§ Dataset content:
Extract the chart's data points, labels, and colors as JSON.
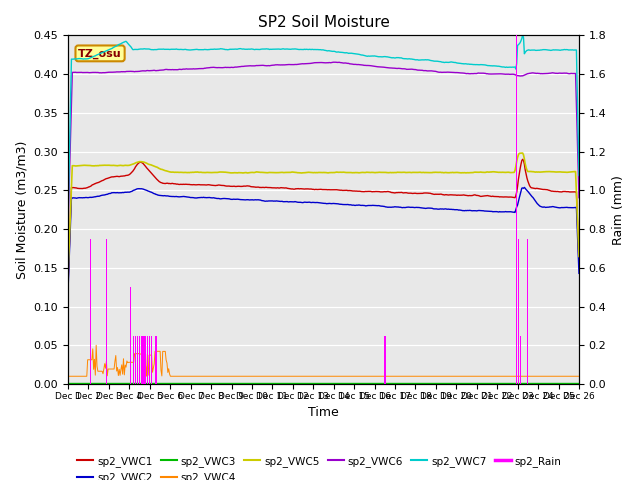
{
  "title": "SP2 Soil Moisture",
  "xlabel": "Time",
  "ylabel_left": "Soil Moisture (m3/m3)",
  "ylabel_right": "Raim (mm)",
  "ylim_left": [
    0.0,
    0.45
  ],
  "ylim_right": [
    0.0,
    1.8
  ],
  "colors": {
    "sp2_VWC1": "#cc0000",
    "sp2_VWC2": "#0000cc",
    "sp2_VWC3": "#00bb00",
    "sp2_VWC4": "#ff8800",
    "sp2_VWC5": "#cccc00",
    "sp2_VWC6": "#9900cc",
    "sp2_VWC7": "#00cccc",
    "sp2_Rain": "#ff00ff"
  },
  "background_color": "#e8e8e8",
  "annotation_text": "TZ_osu",
  "annotation_bg": "#ffff99",
  "annotation_border": "#cc8800",
  "grid_color": "#ffffff",
  "n_days": 25,
  "hours_per_day": 24,
  "rain_times": [
    1.1,
    1.9,
    3.05,
    3.2,
    3.3,
    3.4,
    3.5,
    3.6,
    3.65,
    3.7,
    3.75,
    3.8,
    3.9,
    4.0,
    4.1,
    4.3,
    15.5,
    15.55,
    21.95,
    22.05,
    22.15,
    22.5
  ],
  "rain_vals": [
    0.75,
    0.75,
    0.5,
    0.25,
    0.25,
    0.25,
    0.25,
    0.25,
    0.25,
    0.25,
    0.25,
    0.25,
    0.25,
    0.25,
    0.25,
    0.25,
    0.25,
    0.25,
    1.8,
    0.75,
    0.25,
    0.75
  ],
  "yticks_left": [
    0.0,
    0.05,
    0.1,
    0.15,
    0.2,
    0.25,
    0.3,
    0.35,
    0.4,
    0.45
  ],
  "yticks_right": [
    0.0,
    0.2,
    0.4,
    0.6,
    0.8,
    1.0,
    1.2,
    1.4,
    1.6,
    1.8
  ]
}
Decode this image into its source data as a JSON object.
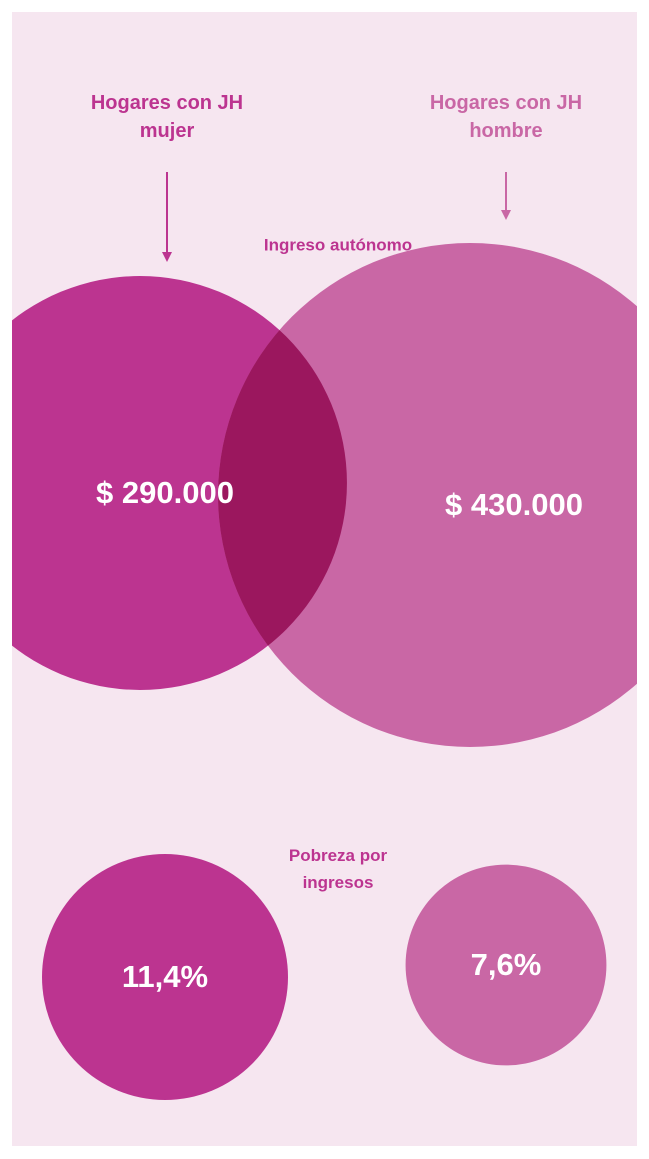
{
  "chart_data": [
    {
      "type": "bubble",
      "title": "Ingreso autónomo",
      "series": [
        {
          "name": "Hogares con JH mujer",
          "color": "#bc3490",
          "values": [
            290000
          ],
          "value_labels": [
            "$ 290.000"
          ]
        },
        {
          "name": "Hogares con JH hombre",
          "color": "#c967a5",
          "values": [
            430000
          ],
          "value_labels": [
            "$ 430.000"
          ]
        }
      ]
    },
    {
      "type": "bubble",
      "title": "Pobreza por ingresos",
      "series": [
        {
          "color": "#bc3490",
          "values": [
            11.4
          ],
          "value_labels": [
            "11,4%"
          ]
        },
        {
          "color": "#c967a5",
          "values": [
            7.6
          ],
          "value_labels": [
            "7,6%"
          ]
        }
      ]
    }
  ]
}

§ Instructions to follow:
Every entry above is to be set down exactly; the pictures are to be left out.

§ In response:
Extract the chart's data points, labels, and colors as JSON.
{
  "title": "SP2 Soil Moisture",
  "xlabel": "Time",
  "ylabel_left": "Soil Moisture (m3/m3)",
  "ylabel_right": "Raim (mm)",
  "ylim_left": [
    0.0,
    0.45
  ],
  "ylim_right": [
    0.0,
    1.8
  ],
  "colors": {
    "sp2_VWC1": "#cc0000",
    "sp2_VWC2": "#0000cc",
    "sp2_VWC3": "#00bb00",
    "sp2_VWC4": "#ff8800",
    "sp2_VWC5": "#cccc00",
    "sp2_VWC6": "#9900cc",
    "sp2_VWC7": "#00cccc",
    "sp2_Rain": "#ff00ff"
  },
  "background_color": "#e8e8e8",
  "annotation_text": "TZ_osu",
  "annotation_bg": "#ffff99",
  "annotation_border": "#cc8800",
  "grid_color": "#ffffff",
  "n_days": 25,
  "hours_per_day": 24,
  "rain_times": [
    1.1,
    1.9,
    3.05,
    3.2,
    3.3,
    3.4,
    3.5,
    3.6,
    3.65,
    3.7,
    3.75,
    3.8,
    3.9,
    4.0,
    4.1,
    4.3,
    15.5,
    15.55,
    21.95,
    22.05,
    22.15,
    22.5
  ],
  "rain_vals": [
    0.75,
    0.75,
    0.5,
    0.25,
    0.25,
    0.25,
    0.25,
    0.25,
    0.25,
    0.25,
    0.25,
    0.25,
    0.25,
    0.25,
    0.25,
    0.25,
    0.25,
    0.25,
    1.8,
    0.75,
    0.25,
    0.75
  ],
  "yticks_left": [
    0.0,
    0.05,
    0.1,
    0.15,
    0.2,
    0.25,
    0.3,
    0.35,
    0.4,
    0.45
  ],
  "yticks_right": [
    0.0,
    0.2,
    0.4,
    0.6,
    0.8,
    1.0,
    1.2,
    1.4,
    1.6,
    1.8
  ]
}
Decode this image into its source data as a JSON object.
{
  "chart_data": [
    {
      "type": "bubble",
      "title": "Ingreso autónomo",
      "series": [
        {
          "name": "Hogares con JH mujer",
          "color": "#bc3490",
          "values": [
            290000
          ],
          "value_labels": [
            "$ 290.000"
          ]
        },
        {
          "name": "Hogares con JH hombre",
          "color": "#c967a5",
          "values": [
            430000
          ],
          "value_labels": [
            "$ 430.000"
          ]
        }
      ]
    },
    {
      "type": "bubble",
      "title": "Pobreza por ingresos",
      "series": [
        {
          "color": "#bc3490",
          "values": [
            11.4
          ],
          "value_labels": [
            "11,4%"
          ]
        },
        {
          "color": "#c967a5",
          "values": [
            7.6
          ],
          "value_labels": [
            "7,6%"
          ]
        }
      ]
    }
  ]
}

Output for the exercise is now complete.